Goal of the exercise:
Extract the full set of records, then give each one again exactly.

Material for this exercise:
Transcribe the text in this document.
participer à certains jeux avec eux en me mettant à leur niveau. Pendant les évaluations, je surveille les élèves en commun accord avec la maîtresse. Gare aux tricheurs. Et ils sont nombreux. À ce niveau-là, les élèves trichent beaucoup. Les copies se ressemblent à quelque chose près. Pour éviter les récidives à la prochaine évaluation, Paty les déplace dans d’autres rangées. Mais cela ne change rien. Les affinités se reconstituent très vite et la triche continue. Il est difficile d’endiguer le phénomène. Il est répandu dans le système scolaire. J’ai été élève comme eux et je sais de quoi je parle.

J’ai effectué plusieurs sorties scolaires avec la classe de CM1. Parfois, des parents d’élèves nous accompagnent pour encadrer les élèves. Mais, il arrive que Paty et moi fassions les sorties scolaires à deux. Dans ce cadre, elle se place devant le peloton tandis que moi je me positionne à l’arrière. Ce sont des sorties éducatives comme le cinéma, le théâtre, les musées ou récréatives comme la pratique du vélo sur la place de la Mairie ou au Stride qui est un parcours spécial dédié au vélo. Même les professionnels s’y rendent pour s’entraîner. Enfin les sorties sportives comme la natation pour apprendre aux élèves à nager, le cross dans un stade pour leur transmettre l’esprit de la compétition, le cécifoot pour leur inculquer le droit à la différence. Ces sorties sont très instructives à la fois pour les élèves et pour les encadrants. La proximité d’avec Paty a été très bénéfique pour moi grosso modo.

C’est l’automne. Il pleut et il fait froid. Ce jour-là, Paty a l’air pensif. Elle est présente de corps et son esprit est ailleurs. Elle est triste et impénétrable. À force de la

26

Solution for this task:
Transcribe the text in this document.
participer à certains jeux avec eux en me mettant à leur niveau. Pendant les évaluations, je surveille les élèves en commun accord avec la maîtresse. Gare aux tricheurs. Et ils sont nombreux. À ce niveau-là, les élèves trichent beaucoup. Les copies se ressemblent à quelque chose près. Pour éviter les récidives à la prochaine évaluation, Paty les déplace dans d’autres rangées. Mais cela ne change rien. Les affinités se reconstituent très vite et la triche continue. Il est difficile d’endiguer le phénomène. Il est répandu dans le système scolaire. J’ai été élève comme eux et je sais de quoi je parle.

J’ai effectué plusieurs sorties scolaires avec la classe de CM1. Parfois, des parents d’élèves nous accompagnent pour encadrer les élèves. Mais, il arrive que Paty et moi fassions les sorties scolaires à deux. Dans ce cadre, elle se place devant le peloton tandis que moi je me positionne à l’arrière. Ce sont des sorties éducatives comme le cinéma, le théâtre, les musées ou récréatives comme la pratique du vélo sur la place de la Mairie ou au Stride qui est un parcours spécial dédié au vélo. Même les professionnels s’y rendent pour s’entraîner. Enfin les sorties sportives comme la natation pour apprendre aux élèves à nager, le cross dans un stade pour leur transmettre l’esprit de la compétition, le cécifoot pour leur inculquer le droit à la différence. Ces sorties sont très instructives à la fois pour les élèves et pour les encadrants. La proximité d’avec Paty a été très bénéfique pour moi grosso modo.

C’est l’automne. Il pleut et il fait froid. Ce jour-là, Paty a l’air pensif. Elle est présente de corps et son esprit est ailleurs. Elle est triste et impénétrable. À force de la

26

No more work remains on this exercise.